→ **Aim of the exercise**
Look through the listing and locate every line containing the word "produkcji"; copy those lines.

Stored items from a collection

****

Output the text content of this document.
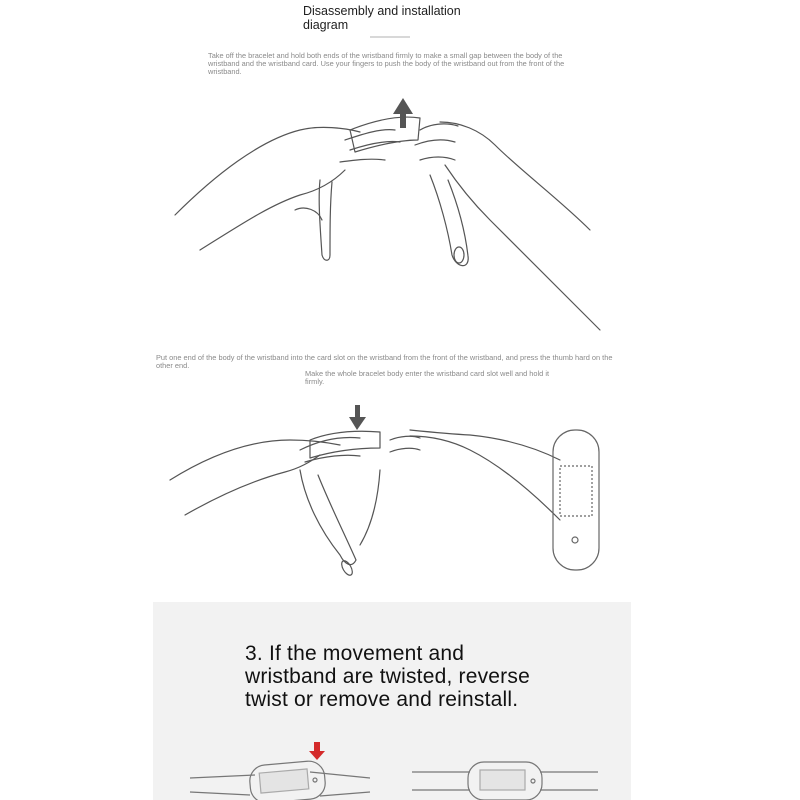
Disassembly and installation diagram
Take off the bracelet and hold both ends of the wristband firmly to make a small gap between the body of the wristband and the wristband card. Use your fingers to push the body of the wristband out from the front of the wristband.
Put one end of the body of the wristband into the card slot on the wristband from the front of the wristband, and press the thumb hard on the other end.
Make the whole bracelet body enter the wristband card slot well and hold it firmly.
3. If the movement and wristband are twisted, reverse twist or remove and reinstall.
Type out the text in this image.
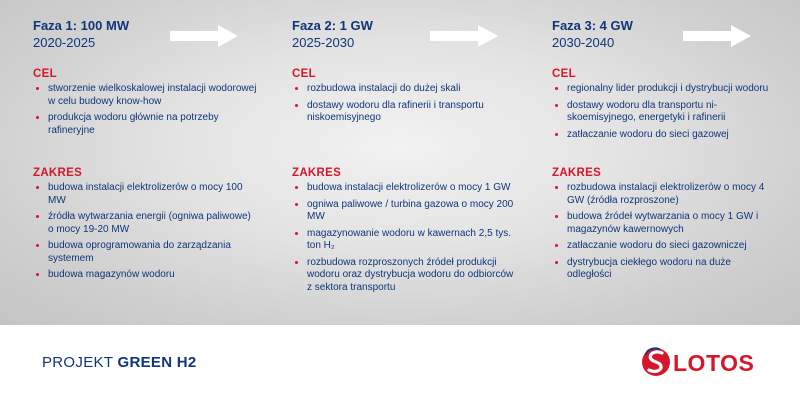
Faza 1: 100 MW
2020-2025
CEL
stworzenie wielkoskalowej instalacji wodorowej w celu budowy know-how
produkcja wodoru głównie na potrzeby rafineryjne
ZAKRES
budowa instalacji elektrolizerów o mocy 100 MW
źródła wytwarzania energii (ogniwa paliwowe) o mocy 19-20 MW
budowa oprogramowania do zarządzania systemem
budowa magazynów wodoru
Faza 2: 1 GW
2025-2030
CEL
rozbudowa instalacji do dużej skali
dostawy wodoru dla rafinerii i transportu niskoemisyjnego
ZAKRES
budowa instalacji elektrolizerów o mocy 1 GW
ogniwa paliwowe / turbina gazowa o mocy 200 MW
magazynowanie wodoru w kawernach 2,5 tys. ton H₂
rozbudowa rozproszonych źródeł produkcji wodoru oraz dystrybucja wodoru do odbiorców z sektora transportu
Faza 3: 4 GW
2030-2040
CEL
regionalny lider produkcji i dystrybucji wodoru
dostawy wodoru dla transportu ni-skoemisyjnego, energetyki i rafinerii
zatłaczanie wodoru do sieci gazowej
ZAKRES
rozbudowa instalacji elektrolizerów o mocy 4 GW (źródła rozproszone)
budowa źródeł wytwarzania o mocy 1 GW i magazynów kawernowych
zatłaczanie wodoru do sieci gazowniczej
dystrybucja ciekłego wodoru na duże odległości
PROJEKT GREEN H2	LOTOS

****

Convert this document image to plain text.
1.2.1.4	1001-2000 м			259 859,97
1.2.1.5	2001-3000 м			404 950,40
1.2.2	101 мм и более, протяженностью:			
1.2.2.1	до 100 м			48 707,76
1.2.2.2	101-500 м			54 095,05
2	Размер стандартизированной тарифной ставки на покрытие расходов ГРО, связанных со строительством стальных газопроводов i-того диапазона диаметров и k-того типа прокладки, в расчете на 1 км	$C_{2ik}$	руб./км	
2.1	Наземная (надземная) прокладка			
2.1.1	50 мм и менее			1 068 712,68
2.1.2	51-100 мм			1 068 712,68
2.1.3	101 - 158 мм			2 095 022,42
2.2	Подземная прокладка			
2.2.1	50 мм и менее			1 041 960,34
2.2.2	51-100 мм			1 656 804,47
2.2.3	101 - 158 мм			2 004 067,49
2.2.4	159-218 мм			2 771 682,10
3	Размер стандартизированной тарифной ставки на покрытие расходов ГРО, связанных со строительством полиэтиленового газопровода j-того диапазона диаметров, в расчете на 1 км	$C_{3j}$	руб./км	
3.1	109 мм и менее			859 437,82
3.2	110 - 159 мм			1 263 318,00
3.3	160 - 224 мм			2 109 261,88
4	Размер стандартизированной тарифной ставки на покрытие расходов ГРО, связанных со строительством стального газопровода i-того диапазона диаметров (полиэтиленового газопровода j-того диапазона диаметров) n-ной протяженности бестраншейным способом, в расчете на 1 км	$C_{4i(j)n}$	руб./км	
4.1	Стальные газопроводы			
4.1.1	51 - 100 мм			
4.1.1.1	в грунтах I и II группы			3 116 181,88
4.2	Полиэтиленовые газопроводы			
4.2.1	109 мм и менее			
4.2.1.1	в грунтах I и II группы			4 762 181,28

****

→ **Answer for this exercise**
rozbudowa rozproszonych źródeł produkcji wodoru oraz dystrybucja wodoru do odbiorców z sektora transportu
regionalny lider produkcji i dystrybucji wodoru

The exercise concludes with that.